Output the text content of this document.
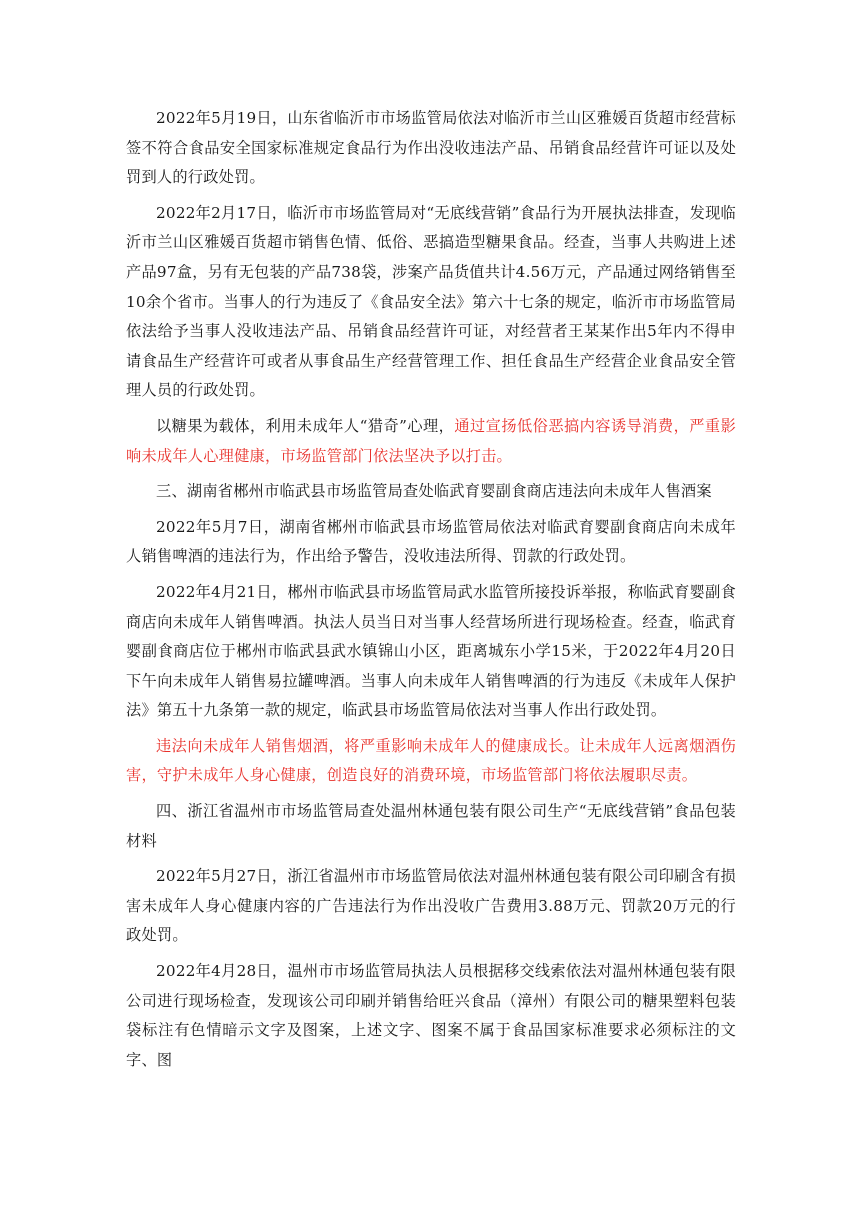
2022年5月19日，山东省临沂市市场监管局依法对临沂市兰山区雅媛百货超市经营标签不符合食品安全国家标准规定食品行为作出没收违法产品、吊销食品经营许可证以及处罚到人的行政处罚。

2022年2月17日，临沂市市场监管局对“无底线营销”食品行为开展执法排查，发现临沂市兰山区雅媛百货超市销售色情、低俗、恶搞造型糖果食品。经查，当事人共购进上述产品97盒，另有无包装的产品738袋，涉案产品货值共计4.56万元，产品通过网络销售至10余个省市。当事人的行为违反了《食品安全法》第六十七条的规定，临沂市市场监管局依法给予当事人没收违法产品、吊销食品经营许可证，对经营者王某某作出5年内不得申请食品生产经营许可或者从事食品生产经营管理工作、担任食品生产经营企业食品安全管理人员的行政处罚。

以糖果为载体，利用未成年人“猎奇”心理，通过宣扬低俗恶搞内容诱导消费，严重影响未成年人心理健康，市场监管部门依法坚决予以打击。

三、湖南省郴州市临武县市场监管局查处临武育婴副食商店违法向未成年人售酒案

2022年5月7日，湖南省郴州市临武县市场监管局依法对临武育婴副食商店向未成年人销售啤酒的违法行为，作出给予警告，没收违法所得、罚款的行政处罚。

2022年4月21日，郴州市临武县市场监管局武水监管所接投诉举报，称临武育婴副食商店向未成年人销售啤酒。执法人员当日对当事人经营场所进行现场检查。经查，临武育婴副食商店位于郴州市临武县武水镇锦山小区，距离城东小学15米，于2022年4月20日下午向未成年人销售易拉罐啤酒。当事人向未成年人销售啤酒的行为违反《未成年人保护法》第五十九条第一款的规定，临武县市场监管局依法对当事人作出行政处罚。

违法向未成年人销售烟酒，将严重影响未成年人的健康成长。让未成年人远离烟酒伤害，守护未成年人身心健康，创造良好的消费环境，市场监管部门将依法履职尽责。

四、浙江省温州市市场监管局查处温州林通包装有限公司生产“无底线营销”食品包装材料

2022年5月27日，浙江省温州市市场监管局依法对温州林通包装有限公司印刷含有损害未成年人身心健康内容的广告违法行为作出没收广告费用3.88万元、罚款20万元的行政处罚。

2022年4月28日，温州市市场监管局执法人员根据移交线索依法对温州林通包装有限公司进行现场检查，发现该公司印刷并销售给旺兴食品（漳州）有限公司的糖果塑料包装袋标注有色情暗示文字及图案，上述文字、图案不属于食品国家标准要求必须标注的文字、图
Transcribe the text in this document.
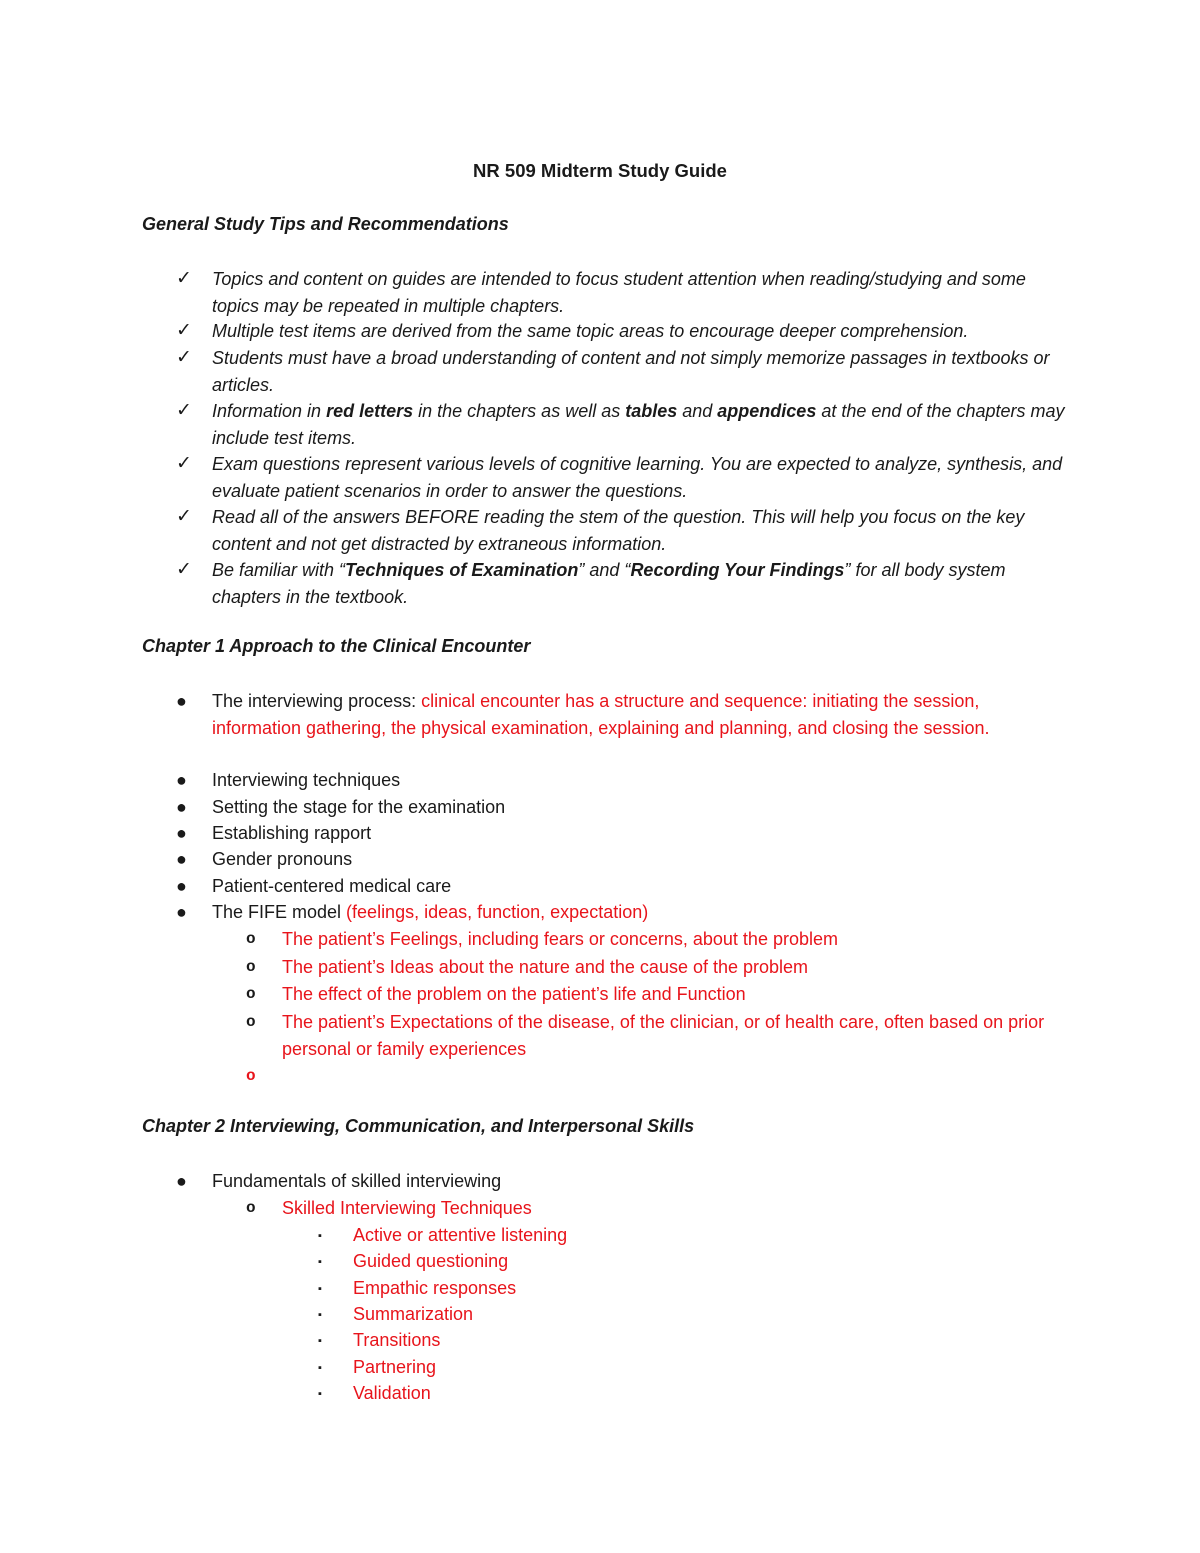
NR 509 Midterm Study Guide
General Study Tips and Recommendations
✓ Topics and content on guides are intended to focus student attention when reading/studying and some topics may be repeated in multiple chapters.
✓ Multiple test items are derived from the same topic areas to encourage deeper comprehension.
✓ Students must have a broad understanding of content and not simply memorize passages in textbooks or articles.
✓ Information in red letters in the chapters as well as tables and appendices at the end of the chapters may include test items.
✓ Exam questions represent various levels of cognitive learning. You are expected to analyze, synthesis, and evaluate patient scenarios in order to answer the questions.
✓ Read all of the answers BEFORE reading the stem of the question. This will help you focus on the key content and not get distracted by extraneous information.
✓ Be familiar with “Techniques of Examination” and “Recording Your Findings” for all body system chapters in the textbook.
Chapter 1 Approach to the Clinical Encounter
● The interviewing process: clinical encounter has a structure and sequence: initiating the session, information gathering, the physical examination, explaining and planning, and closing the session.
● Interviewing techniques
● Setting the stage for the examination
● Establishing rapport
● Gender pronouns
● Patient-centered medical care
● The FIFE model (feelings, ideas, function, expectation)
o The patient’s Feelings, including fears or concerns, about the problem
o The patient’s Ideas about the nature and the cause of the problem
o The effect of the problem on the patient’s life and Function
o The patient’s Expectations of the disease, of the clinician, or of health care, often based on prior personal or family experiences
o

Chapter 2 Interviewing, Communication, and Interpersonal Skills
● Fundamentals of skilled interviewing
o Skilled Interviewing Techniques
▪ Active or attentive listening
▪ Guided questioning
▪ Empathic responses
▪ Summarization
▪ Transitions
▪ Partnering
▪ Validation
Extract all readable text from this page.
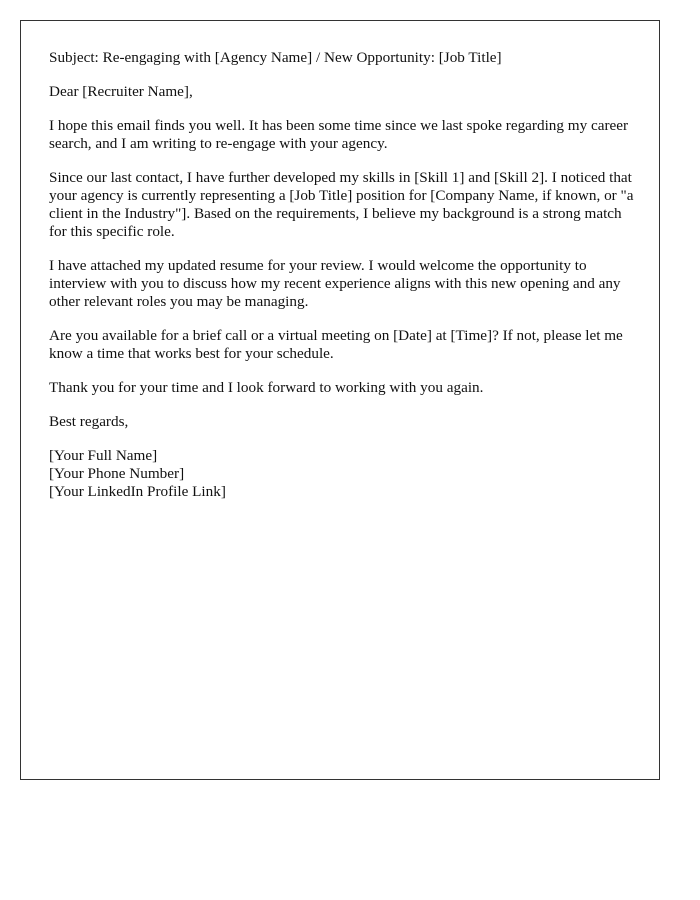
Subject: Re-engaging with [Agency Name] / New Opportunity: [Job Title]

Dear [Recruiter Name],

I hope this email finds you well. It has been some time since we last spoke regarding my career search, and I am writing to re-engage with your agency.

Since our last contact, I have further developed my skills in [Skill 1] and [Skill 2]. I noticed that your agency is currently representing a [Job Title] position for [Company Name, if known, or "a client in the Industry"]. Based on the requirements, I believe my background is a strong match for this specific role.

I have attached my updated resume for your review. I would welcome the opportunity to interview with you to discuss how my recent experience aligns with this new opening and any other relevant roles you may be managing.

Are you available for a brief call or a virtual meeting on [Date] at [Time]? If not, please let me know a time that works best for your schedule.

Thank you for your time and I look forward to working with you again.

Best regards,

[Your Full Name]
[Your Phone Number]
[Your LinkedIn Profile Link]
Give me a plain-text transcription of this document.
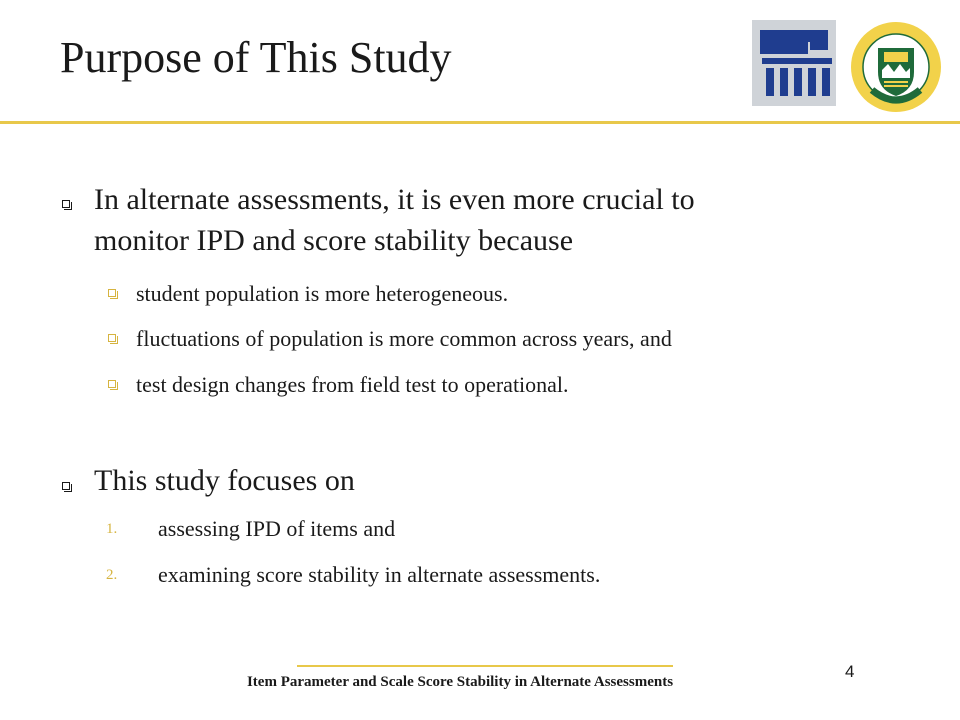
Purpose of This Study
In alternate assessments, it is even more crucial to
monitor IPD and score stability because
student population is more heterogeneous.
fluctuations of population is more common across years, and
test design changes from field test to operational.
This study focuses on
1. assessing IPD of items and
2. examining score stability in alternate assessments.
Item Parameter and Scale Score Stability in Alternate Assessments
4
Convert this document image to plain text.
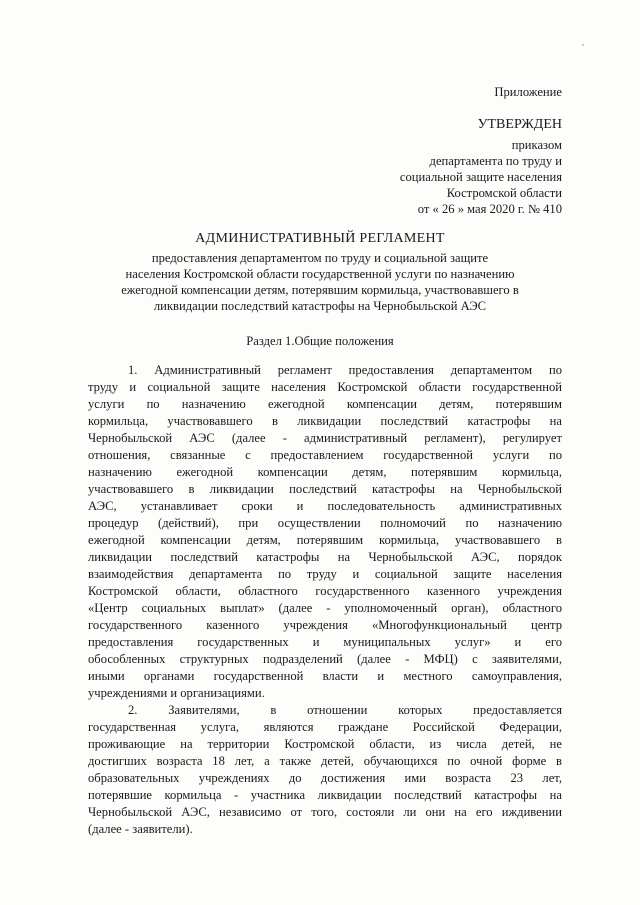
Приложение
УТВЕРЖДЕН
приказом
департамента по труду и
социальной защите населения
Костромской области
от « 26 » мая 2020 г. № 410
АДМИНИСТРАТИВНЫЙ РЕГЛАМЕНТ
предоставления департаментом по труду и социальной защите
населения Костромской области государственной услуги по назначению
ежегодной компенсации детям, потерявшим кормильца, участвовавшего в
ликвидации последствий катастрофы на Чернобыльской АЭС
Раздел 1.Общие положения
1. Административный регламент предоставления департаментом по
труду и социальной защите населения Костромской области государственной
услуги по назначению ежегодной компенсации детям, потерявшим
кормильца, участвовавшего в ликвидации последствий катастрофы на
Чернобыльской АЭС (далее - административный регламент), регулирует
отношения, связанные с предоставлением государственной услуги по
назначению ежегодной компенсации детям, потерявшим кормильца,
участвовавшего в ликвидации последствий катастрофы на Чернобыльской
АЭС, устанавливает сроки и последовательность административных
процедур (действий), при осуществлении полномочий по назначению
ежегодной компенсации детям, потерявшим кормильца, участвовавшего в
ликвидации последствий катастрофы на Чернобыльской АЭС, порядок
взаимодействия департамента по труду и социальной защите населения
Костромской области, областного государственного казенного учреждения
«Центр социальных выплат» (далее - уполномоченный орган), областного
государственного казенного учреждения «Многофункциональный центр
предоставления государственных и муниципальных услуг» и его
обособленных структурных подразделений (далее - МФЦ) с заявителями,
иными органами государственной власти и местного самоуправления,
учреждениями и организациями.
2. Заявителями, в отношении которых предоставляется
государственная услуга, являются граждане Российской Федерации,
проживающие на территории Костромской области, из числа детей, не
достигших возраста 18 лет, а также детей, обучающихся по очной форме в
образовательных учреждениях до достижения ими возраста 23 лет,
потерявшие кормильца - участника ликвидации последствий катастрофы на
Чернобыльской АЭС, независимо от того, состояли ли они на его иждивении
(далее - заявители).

------------------------------------

* [What this task involves]:
From the entries above, copy each line holding "детям".

* [Answer to this problem]:
ежегодной компенсации детям, потерявшим кормильца, участвовавшего в
услуги по назначению ежегодной компенсации детям, потерявшим
назначению ежегодной компенсации детям, потерявшим кормильца,
ежегодной компенсации детям, потерявшим кормильца, участвовавшего в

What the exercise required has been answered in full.